DIRECTIONS:
Search the records below for the word "GenericKD". Pull out each line that has it.

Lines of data

>>>

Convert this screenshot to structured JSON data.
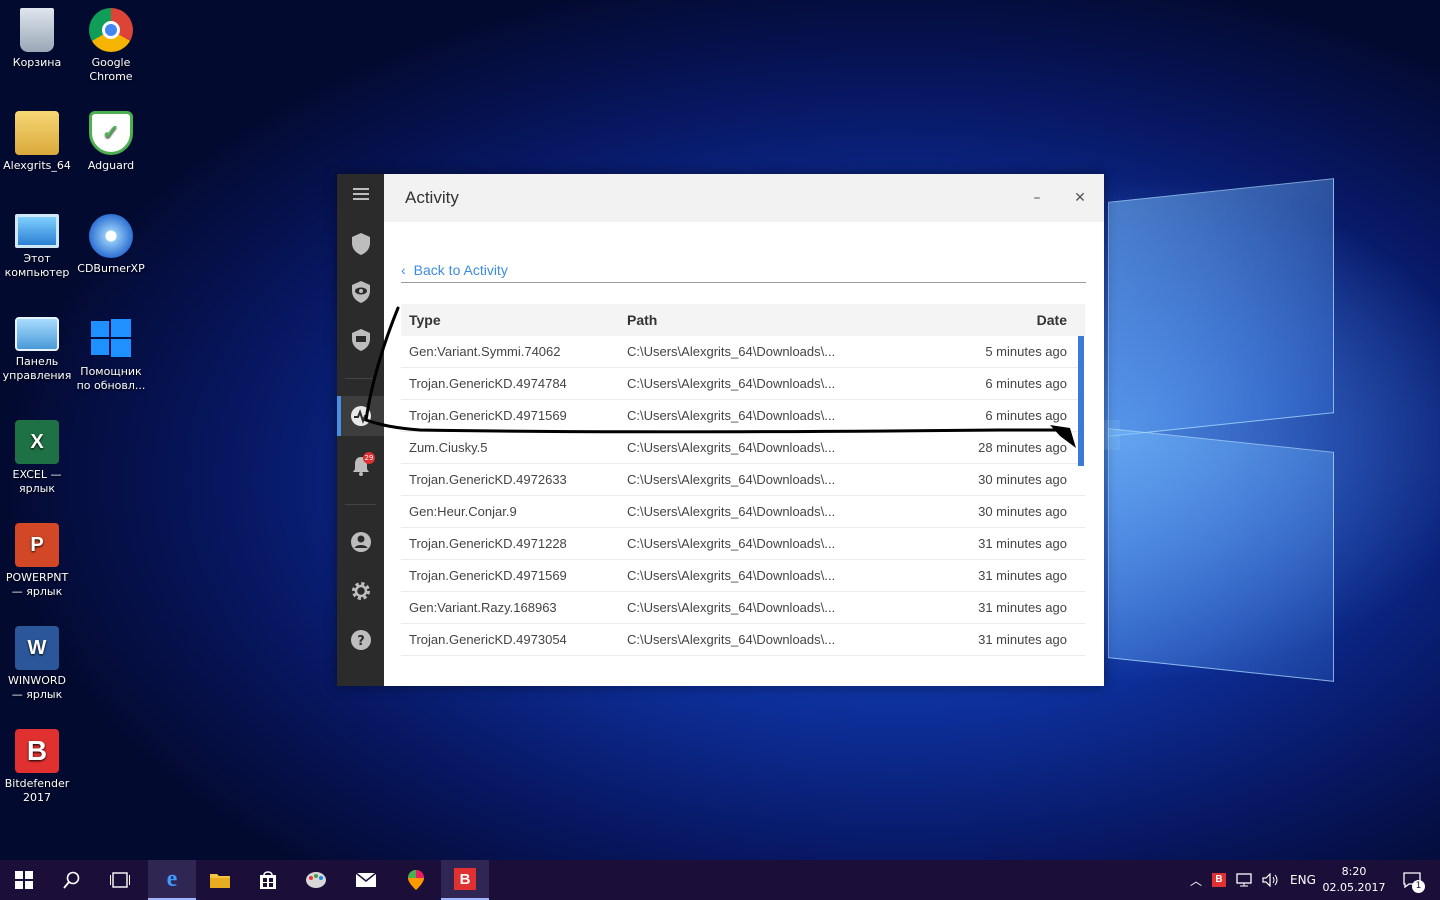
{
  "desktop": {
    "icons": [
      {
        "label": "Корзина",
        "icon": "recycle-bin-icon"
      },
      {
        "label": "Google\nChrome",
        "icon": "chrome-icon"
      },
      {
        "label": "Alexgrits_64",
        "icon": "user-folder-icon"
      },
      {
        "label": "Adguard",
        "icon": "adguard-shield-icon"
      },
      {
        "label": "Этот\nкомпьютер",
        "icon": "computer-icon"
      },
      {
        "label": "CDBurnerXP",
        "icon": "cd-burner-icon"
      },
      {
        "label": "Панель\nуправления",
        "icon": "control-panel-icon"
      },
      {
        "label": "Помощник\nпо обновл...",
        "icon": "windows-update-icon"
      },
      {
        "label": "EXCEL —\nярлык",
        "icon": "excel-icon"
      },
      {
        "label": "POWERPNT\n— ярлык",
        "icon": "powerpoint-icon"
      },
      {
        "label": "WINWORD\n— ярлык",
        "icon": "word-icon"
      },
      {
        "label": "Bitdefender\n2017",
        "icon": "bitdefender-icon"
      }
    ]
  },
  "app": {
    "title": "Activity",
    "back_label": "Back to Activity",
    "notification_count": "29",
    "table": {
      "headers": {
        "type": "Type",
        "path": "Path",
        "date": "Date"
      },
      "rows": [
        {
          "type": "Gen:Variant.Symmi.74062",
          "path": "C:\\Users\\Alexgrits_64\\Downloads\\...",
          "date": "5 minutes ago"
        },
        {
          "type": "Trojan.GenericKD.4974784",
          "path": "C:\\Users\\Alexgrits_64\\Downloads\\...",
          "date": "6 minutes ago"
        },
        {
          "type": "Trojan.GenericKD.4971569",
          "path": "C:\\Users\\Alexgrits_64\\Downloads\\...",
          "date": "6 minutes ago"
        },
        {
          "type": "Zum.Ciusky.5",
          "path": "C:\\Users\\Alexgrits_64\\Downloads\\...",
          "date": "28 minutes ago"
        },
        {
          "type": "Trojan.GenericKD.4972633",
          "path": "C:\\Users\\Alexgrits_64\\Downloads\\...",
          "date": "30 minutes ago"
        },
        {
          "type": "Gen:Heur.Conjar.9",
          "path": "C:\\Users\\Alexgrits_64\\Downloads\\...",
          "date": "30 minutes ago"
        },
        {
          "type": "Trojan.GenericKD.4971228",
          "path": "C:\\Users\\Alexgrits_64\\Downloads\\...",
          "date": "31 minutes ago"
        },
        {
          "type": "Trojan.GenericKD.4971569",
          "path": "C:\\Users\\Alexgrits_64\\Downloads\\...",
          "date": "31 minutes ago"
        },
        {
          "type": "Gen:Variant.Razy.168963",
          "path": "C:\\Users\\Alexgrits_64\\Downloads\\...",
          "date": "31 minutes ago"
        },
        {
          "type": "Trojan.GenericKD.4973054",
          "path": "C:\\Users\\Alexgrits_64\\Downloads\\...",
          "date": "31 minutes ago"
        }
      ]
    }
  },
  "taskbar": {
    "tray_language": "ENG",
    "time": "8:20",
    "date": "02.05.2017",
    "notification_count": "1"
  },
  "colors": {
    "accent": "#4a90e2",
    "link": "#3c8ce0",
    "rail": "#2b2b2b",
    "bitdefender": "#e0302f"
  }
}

<<<

WORKED ANSWER:
          "type": "Trojan.GenericKD.4974784",
          "type": "Trojan.GenericKD.4971569",
          "type": "Trojan.GenericKD.4972633",
          "type": "Trojan.GenericKD.4971228",
          "type": "Trojan.GenericKD.4971569",
          "type": "Trojan.GenericKD.4973054",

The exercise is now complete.